JOB —
Work out the number of lines in the listing that include the string "project". Reply with that number alone.

EXTRACTED ENTRIES —
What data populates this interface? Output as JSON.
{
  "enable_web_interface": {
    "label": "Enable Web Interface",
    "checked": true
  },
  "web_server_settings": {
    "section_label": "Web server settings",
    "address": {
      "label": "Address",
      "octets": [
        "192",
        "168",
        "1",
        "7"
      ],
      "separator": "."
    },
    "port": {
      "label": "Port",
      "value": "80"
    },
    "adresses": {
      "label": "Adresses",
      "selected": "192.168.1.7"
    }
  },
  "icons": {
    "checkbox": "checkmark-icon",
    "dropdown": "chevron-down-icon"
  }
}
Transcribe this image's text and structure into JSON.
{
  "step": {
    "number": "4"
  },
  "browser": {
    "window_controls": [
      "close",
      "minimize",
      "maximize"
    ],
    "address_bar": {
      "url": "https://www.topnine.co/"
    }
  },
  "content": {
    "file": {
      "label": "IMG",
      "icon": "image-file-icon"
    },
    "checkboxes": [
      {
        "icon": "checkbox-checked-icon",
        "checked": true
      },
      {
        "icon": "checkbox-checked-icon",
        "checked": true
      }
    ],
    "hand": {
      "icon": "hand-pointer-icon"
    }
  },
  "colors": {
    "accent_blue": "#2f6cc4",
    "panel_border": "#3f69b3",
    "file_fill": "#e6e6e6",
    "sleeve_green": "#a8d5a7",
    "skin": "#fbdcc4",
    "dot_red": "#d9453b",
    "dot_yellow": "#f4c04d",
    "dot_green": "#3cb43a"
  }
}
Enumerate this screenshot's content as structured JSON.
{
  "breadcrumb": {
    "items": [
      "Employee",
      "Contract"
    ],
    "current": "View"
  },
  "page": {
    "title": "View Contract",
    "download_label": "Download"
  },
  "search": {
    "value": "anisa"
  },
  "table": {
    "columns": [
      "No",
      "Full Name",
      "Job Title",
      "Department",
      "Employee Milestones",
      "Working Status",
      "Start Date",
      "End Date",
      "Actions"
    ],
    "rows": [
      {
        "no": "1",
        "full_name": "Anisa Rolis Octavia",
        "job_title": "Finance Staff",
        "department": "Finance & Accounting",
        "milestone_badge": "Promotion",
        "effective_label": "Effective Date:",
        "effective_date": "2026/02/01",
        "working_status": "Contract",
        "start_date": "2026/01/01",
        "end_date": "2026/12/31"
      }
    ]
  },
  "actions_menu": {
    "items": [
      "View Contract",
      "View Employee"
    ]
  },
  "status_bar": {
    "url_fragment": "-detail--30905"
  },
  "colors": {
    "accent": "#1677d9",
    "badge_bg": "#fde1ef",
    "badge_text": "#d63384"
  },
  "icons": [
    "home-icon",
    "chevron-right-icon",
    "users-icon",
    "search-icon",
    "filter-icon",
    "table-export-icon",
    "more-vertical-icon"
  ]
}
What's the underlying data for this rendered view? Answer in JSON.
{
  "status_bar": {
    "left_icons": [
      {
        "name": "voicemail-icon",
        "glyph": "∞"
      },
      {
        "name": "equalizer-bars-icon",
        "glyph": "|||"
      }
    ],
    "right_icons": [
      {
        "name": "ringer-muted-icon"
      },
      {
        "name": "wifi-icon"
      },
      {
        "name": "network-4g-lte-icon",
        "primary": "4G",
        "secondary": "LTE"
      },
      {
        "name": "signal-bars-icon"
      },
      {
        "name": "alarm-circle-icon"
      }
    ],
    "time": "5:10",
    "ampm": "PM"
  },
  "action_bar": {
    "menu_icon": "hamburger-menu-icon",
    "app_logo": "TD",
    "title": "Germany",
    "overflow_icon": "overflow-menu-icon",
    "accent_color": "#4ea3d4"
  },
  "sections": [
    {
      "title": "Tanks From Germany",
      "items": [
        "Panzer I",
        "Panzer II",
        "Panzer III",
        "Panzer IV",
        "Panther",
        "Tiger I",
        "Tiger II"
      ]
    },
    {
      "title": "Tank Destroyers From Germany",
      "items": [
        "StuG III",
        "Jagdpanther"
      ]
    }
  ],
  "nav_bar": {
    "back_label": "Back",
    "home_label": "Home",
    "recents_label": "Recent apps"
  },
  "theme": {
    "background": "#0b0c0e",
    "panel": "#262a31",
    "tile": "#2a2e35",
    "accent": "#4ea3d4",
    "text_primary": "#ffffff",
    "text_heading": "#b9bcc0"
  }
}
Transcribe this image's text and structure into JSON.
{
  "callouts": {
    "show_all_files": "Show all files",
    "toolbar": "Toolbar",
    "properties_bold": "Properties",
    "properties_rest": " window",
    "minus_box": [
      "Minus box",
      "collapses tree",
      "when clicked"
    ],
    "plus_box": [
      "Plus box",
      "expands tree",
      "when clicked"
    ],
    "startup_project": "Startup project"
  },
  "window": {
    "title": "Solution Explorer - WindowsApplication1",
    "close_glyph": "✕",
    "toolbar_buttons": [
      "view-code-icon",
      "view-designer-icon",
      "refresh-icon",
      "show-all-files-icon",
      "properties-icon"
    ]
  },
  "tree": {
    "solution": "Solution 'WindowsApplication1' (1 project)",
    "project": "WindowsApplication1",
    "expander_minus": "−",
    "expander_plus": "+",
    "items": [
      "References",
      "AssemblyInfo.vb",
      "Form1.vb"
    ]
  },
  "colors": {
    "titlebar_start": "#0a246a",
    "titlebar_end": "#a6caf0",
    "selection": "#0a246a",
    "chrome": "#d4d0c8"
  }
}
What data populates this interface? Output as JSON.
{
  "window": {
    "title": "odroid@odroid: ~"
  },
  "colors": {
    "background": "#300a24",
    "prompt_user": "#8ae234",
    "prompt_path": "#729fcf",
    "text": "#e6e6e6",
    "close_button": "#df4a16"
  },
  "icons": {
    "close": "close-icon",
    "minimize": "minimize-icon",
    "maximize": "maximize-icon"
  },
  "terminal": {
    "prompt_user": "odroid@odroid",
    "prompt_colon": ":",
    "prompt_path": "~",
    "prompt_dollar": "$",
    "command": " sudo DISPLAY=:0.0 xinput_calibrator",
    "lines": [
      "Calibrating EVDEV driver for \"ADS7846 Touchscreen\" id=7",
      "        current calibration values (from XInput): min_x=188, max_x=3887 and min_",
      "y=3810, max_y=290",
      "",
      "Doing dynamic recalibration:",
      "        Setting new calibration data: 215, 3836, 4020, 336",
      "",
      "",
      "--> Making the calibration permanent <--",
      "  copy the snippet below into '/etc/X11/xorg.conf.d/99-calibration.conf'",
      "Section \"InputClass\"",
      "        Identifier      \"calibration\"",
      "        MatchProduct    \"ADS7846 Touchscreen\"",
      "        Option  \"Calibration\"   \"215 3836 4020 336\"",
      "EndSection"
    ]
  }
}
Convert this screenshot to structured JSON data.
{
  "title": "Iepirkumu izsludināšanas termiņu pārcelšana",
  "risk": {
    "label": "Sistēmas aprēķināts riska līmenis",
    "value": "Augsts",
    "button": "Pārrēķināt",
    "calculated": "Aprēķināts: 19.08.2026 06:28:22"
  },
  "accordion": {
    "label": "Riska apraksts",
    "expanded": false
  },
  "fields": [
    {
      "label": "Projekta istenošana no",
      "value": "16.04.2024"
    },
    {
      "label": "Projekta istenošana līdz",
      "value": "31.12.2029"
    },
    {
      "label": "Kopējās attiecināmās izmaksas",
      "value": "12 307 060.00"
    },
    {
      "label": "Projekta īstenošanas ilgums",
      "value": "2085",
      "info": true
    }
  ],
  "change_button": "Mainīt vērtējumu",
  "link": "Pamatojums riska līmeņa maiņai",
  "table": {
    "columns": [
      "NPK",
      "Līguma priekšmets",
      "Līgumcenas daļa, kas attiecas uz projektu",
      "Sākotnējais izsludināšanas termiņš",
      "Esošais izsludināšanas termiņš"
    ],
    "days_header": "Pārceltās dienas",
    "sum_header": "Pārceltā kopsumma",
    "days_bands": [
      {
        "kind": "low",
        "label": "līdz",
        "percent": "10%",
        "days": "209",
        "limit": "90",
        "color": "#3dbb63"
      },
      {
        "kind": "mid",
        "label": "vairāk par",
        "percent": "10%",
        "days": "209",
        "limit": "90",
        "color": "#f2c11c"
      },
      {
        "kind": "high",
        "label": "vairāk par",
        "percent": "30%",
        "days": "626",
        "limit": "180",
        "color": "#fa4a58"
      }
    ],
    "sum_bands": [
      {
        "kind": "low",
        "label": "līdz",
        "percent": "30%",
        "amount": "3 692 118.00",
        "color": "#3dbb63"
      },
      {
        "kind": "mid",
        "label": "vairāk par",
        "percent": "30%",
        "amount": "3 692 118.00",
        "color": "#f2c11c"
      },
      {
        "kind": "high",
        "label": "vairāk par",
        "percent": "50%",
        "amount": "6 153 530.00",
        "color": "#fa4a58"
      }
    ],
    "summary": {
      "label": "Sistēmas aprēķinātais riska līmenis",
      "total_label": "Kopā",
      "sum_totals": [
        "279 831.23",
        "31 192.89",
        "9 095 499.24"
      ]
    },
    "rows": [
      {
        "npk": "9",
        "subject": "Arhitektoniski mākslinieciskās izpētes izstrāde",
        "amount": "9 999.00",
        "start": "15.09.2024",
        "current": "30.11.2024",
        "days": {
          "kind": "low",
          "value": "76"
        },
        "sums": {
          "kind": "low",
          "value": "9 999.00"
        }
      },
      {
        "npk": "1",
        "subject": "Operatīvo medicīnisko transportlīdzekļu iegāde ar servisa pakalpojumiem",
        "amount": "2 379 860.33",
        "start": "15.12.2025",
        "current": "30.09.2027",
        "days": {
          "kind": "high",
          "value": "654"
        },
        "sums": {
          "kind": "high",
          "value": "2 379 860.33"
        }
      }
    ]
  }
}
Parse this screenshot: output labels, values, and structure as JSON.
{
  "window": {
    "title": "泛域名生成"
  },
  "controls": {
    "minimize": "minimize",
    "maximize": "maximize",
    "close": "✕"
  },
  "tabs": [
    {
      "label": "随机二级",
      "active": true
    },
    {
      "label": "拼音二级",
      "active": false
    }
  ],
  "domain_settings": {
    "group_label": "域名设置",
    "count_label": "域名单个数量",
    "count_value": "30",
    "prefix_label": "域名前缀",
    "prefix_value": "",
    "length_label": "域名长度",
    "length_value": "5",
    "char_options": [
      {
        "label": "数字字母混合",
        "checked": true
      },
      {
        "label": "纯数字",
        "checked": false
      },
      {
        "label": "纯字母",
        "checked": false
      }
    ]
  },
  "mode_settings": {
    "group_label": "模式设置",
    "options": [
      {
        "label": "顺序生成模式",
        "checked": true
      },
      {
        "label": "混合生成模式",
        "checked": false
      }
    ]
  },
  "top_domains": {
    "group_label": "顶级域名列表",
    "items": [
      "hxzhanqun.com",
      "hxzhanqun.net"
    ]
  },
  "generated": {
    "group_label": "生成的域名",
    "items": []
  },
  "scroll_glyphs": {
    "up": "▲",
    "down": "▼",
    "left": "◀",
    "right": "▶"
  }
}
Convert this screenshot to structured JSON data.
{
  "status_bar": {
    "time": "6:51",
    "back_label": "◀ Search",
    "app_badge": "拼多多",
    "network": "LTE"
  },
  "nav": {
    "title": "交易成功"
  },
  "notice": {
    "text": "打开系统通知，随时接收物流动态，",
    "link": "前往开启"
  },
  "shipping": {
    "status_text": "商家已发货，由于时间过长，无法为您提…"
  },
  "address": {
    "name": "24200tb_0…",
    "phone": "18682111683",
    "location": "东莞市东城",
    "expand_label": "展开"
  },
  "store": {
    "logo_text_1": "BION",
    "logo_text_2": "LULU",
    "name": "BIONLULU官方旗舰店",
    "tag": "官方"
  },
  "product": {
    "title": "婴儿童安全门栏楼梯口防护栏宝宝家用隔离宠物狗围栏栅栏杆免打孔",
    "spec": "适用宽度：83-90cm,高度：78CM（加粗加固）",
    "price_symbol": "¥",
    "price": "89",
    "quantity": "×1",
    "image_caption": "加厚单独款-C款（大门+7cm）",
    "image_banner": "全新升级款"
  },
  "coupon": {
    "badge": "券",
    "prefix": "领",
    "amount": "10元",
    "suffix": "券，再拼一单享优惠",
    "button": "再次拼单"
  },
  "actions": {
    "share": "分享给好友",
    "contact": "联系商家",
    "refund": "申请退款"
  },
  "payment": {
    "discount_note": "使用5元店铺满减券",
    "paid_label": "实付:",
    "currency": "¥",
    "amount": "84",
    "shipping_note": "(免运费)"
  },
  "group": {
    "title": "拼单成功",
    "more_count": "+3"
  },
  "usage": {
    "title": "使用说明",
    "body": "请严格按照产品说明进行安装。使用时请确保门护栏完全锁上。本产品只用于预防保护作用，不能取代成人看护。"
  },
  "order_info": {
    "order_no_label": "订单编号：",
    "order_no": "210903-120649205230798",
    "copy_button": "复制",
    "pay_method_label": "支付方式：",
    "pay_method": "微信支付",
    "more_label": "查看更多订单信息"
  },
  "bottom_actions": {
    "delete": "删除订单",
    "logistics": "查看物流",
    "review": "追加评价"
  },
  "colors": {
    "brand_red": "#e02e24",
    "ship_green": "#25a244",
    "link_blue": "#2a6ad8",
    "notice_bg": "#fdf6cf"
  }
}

EXPECTED ANSWER —
3